Below you will find a set of lines. Repeat them all exactly.

==================================================

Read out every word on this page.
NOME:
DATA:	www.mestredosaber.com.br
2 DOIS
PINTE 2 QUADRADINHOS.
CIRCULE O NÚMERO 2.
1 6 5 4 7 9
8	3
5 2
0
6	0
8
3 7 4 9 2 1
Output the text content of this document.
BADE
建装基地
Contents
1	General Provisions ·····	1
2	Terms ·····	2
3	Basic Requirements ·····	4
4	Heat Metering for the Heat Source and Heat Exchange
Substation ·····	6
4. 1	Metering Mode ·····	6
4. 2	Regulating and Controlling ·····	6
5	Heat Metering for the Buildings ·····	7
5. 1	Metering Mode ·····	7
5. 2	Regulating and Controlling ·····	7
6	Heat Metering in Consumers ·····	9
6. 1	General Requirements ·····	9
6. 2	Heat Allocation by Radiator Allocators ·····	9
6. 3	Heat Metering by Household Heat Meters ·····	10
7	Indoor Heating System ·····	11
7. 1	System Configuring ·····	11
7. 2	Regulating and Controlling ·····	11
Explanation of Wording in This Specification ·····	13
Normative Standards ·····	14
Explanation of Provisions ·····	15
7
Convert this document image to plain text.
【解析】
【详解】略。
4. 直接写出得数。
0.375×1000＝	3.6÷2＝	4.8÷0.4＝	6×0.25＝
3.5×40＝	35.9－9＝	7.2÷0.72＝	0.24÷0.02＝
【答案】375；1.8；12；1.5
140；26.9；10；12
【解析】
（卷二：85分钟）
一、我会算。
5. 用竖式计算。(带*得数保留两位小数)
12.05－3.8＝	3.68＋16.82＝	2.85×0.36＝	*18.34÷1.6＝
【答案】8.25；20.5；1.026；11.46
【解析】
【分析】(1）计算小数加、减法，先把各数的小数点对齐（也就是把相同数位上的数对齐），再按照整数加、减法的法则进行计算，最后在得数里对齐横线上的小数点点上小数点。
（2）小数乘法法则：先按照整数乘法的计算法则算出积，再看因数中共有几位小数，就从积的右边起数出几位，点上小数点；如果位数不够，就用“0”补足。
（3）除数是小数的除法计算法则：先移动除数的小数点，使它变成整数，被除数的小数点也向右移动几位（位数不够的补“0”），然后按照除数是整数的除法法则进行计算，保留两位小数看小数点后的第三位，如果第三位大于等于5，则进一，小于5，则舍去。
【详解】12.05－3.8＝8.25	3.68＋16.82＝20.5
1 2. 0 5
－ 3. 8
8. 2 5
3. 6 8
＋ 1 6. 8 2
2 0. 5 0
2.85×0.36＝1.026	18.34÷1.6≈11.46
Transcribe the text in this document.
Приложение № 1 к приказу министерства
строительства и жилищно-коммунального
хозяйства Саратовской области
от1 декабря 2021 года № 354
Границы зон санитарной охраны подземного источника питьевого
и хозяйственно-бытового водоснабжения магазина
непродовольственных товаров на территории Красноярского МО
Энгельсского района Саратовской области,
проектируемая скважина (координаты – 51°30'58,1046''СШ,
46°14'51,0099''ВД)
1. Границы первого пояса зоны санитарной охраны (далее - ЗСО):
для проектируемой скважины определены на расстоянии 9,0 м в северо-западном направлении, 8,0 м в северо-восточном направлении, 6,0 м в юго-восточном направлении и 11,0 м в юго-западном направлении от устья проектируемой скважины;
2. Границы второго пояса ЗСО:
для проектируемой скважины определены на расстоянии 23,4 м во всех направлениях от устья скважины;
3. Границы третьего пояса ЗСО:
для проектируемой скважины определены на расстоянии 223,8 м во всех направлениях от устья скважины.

==================================================

Answer to this exercise =>
Read out every word on this page.
NOME:
DATA:	www.mestredosaber.com.br
2 DOIS
PINTE 2 QUADRADINHOS.
CIRCULE O NÚMERO 2.
1 6 5 4 7 9
8	3
5 2
0
6	0
8
3 7 4 9 2 1
Output the text content of this document.
BADE
建装基地
Contents
1	General Provisions ·····	1
2	Terms ·····	2
3	Basic Requirements ·····	4
4	Heat Metering for the Heat Source and Heat Exchange
Substation ·····	6
4. 1	Metering Mode ·····	6
4. 2	Regulating and Controlling ·····	6
5	Heat Metering for the Buildings ·····	7
5. 1	Metering Mode ·····	7
5. 2	Regulating and Controlling ·····	7
6	Heat Metering in Consumers ·····	9
6. 1	General Requirements ·····	9
6. 2	Heat Allocation by Radiator Allocators ·····	9
6. 3	Heat Metering by Household Heat Meters ·····	10
7	Indoor Heating System ·····	11
7. 1	System Configuring ·····	11
7. 2	Regulating and Controlling ·····	11
Explanation of Wording in This Specification ·····	13
Normative Standards ·····	14
Explanation of Provisions ·····	15
7
Convert this document image to plain text.
【解析】
【详解】略。
4. 直接写出得数。
0.375×1000＝	3.6÷2＝	4.8÷0.4＝	6×0.25＝
3.5×40＝	35.9－9＝	7.2÷0.72＝	0.24÷0.02＝
【答案】375；1.8；12；1.5
140；26.9；10；12
【解析】
（卷二：85分钟）
一、我会算。
5. 用竖式计算。(带*得数保留两位小数)
12.05－3.8＝	3.68＋16.82＝	2.85×0.36＝	*18.34÷1.6＝
【答案】8.25；20.5；1.026；11.46
【解析】
【分析】(1）计算小数加、减法，先把各数的小数点对齐（也就是把相同数位上的数对齐），再按照整数加、减法的法则进行计算，最后在得数里对齐横线上的小数点点上小数点。
（2）小数乘法法则：先按照整数乘法的计算法则算出积，再看因数中共有几位小数，就从积的右边起数出几位，点上小数点；如果位数不够，就用“0”补足。
（3）除数是小数的除法计算法则：先移动除数的小数点，使它变成整数，被除数的小数点也向右移动几位（位数不够的补“0”），然后按照除数是整数的除法法则进行计算，保留两位小数看小数点后的第三位，如果第三位大于等于5，则进一，小于5，则舍去。
【详解】12.05－3.8＝8.25	3.68＋16.82＝20.5
1 2. 0 5
－ 3. 8
8. 2 5
3. 6 8
＋ 1 6. 8 2
2 0. 5 0
2.85×0.36＝1.026	18.34÷1.6≈11.46
Transcribe the text in this document.
Приложение № 1 к приказу министерства
строительства и жилищно-коммунального
хозяйства Саратовской области
от1 декабря 2021 года № 354
Границы зон санитарной охраны подземного источника питьевого
и хозяйственно-бытового водоснабжения магазина
непродовольственных товаров на территории Красноярского МО
Энгельсского района Саратовской области,
проектируемая скважина (координаты – 51°30'58,1046''СШ,
46°14'51,0099''ВД)
1. Границы первого пояса зоны санитарной охраны (далее - ЗСО):
для проектируемой скважины определены на расстоянии 9,0 м в северо-западном направлении, 8,0 м в северо-восточном направлении, 6,0 м в юго-восточном направлении и 11,0 м в юго-западном направлении от устья проектируемой скважины;
2. Границы второго пояса ЗСО:
для проектируемой скважины определены на расстоянии 23,4 м во всех направлениях от устья скважины;
3. Границы третьего пояса ЗСО:
для проектируемой скважины определены на расстоянии 223,8 м во всех направлениях от устья скважины.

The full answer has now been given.